# Stated goal:
Repeat exactly the lines from the one containing "What does this" through the last line of the records below, both included, and nothing else.

start Listing

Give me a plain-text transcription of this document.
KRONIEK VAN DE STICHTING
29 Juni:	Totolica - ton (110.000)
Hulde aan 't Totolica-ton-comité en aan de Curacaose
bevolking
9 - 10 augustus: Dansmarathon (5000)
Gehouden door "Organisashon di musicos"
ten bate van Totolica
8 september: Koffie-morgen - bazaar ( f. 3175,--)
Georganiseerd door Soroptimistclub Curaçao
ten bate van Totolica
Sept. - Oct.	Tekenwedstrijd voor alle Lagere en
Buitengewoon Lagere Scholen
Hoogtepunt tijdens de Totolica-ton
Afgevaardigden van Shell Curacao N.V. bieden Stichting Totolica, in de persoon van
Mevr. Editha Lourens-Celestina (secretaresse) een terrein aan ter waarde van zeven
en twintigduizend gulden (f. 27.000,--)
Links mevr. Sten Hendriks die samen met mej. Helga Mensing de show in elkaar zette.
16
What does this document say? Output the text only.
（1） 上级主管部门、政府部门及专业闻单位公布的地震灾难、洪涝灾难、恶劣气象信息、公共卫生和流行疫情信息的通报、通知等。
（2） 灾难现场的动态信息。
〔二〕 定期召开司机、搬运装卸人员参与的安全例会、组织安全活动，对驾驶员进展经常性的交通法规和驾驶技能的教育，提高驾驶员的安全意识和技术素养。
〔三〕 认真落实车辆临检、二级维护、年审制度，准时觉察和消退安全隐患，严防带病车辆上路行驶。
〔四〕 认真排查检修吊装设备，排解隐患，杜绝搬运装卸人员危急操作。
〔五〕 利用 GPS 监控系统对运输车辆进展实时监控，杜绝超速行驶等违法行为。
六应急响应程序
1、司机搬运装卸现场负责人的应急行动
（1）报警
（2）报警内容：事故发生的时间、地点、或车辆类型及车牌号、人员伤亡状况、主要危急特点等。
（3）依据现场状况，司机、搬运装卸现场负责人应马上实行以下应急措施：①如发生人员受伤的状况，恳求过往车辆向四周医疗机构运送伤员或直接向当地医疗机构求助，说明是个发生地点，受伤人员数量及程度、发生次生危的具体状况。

end Listing

# Response to this exercise:
What does this document say? Output the text only.
（1） 上级主管部门、政府部门及专业闻单位公布的地震灾难、洪涝灾难、恶劣气象信息、公共卫生和流行疫情信息的通报、通知等。
（2） 灾难现场的动态信息。
〔二〕 定期召开司机、搬运装卸人员参与的安全例会、组织安全活动，对驾驶员进展经常性的交通法规和驾驶技能的教育，提高驾驶员的安全意识和技术素养。
〔三〕 认真落实车辆临检、二级维护、年审制度，准时觉察和消退安全隐患，严防带病车辆上路行驶。
〔四〕 认真排查检修吊装设备，排解隐患，杜绝搬运装卸人员危急操作。
〔五〕 利用 GPS 监控系统对运输车辆进展实时监控，杜绝超速行驶等违法行为。
六应急响应程序
1、司机搬运装卸现场负责人的应急行动
（1）报警
（2）报警内容：事故发生的时间、地点、或车辆类型及车牌号、人员伤亡状况、主要危急特点等。
（3）依据现场状况，司机、搬运装卸现场负责人应马上实行以下应急措施：①如发生人员受伤的状况，恳求过往车辆向四周医疗机构运送伤员或直接向当地医疗机构求助，说明是个发生地点，受伤人员数量及程度、发生次生危的具体状况。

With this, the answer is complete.